- **Your objective**: Skip the pictures and extract all of the lines exactly as written.

Begin Available records

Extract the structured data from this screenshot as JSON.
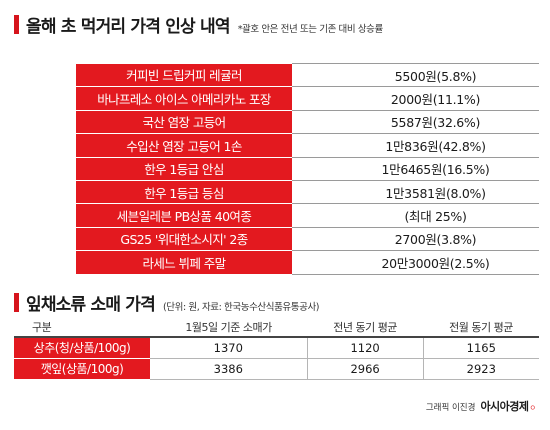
{
  "header": {
    "title": "올해 초 먹거리 가격 인상 내역",
    "note": "*괄호 안은 전년 또는 기존 대비 상승률"
  },
  "items": [
    {
      "name": "커피빈 드립커피 레귤러",
      "value": "5500원(5.8%)"
    },
    {
      "name": "바나프레소 아이스 아메리카노 포장",
      "value": "2000원(11.1%)"
    },
    {
      "name": "국산 염장 고등어",
      "value": "5587원(32.6%)"
    },
    {
      "name": "수입산 염장 고등어 1손",
      "value": "1만836원(42.8%)"
    },
    {
      "name": "한우 1등급 안심",
      "value": "1만6465원(16.5%)"
    },
    {
      "name": "한우 1등급 등심",
      "value": "1만3581원(8.0%)"
    },
    {
      "name": "세븐일레븐 PB상품 40여종",
      "value": "(최대 25%)"
    },
    {
      "name": "GS25 '위대한소시지' 2종",
      "value": "2700원(3.8%)"
    },
    {
      "name": "라세느 뷔페 주말",
      "value": "20만3000원(2.5%)"
    }
  ],
  "veg": {
    "title": "잎채소류 소매 가격",
    "note": "(단위: 원, 자료: 한국농수산식품유통공사)",
    "columns": [
      "구분",
      "1월5일 기준 소매가",
      "전년 동기 평균",
      "전월 동기 평균"
    ],
    "rows": [
      {
        "name": "상추(청/상품/100g)",
        "values": [
          "1370",
          "1120",
          "1165"
        ]
      },
      {
        "name": "깻잎(상품/100g)",
        "values": [
          "3386",
          "2966",
          "2923"
        ]
      }
    ]
  },
  "credit": {
    "graphic": "그래픽 이진경",
    "publisher": "아시아경제",
    "mark": "ㅇ"
  },
  "colors": {
    "accent_red": "#e3191f"
  }
}
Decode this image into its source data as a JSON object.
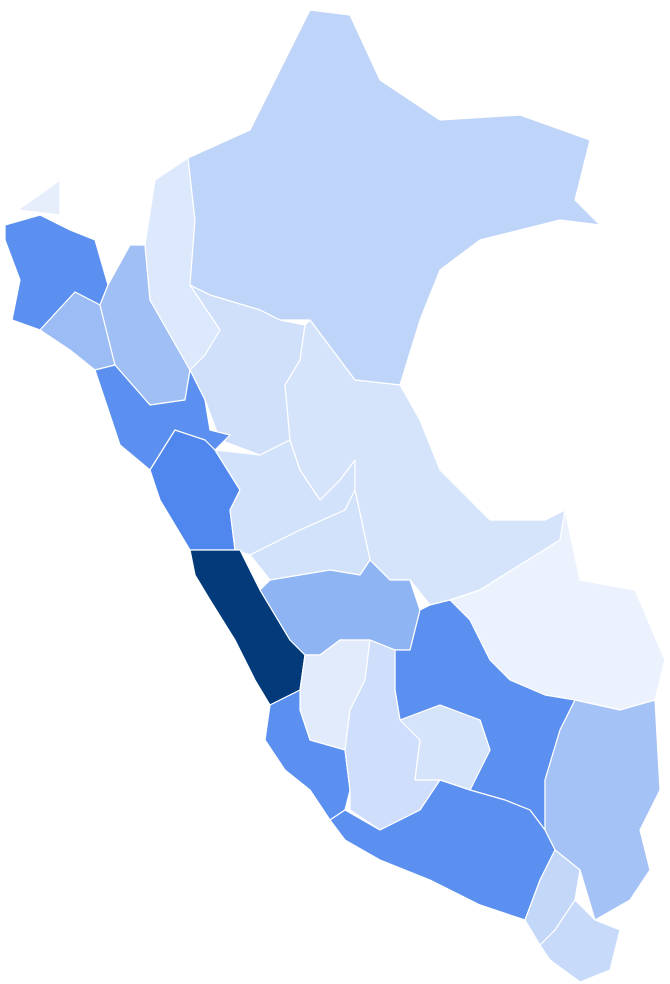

End Available records

- **Response to this exercise**:
Extract the structured data from this screenshot as JSON.
{
  "header": {
    "title": "올해 초 먹거리 가격 인상 내역",
    "note": "*괄호 안은 전년 또는 기존 대비 상승률"
  },
  "items": [
    {
      "name": "커피빈 드립커피 레귤러",
      "value": "5500원(5.8%)"
    },
    {
      "name": "바나프레소 아이스 아메리카노 포장",
      "value": "2000원(11.1%)"
    },
    {
      "name": "국산 염장 고등어",
      "value": "5587원(32.6%)"
    },
    {
      "name": "수입산 염장 고등어 1손",
      "value": "1만836원(42.8%)"
    },
    {
      "name": "한우 1등급 안심",
      "value": "1만6465원(16.5%)"
    },
    {
      "name": "한우 1등급 등심",
      "value": "1만3581원(8.0%)"
    },
    {
      "name": "세븐일레븐 PB상품 40여종",
      "value": "(최대 25%)"
    },
    {
      "name": "GS25 '위대한소시지' 2종",
      "value": "2700원(3.8%)"
    },
    {
      "name": "라세느 뷔페 주말",
      "value": "20만3000원(2.5%)"
    }
  ],
  "veg": {
    "title": "잎채소류 소매 가격",
    "note": "(단위: 원, 자료: 한국농수산식품유통공사)",
    "columns": [
      "구분",
      "1월5일 기준 소매가",
      "전년 동기 평균",
      "전월 동기 평균"
    ],
    "rows": [
      {
        "name": "상추(청/상품/100g)",
        "values": [
          "1370",
          "1120",
          "1165"
        ]
      },
      {
        "name": "깻잎(상품/100g)",
        "values": [
          "3386",
          "2966",
          "2923"
        ]
      }
    ]
  },
  "credit": {
    "graphic": "그래픽 이진경",
    "publisher": "아시아경제",
    "mark": "ㅇ"
  },
  "colors": {
    "accent_red": "#e3191f"
  }
}
Decode this image into its source data as a JSON object.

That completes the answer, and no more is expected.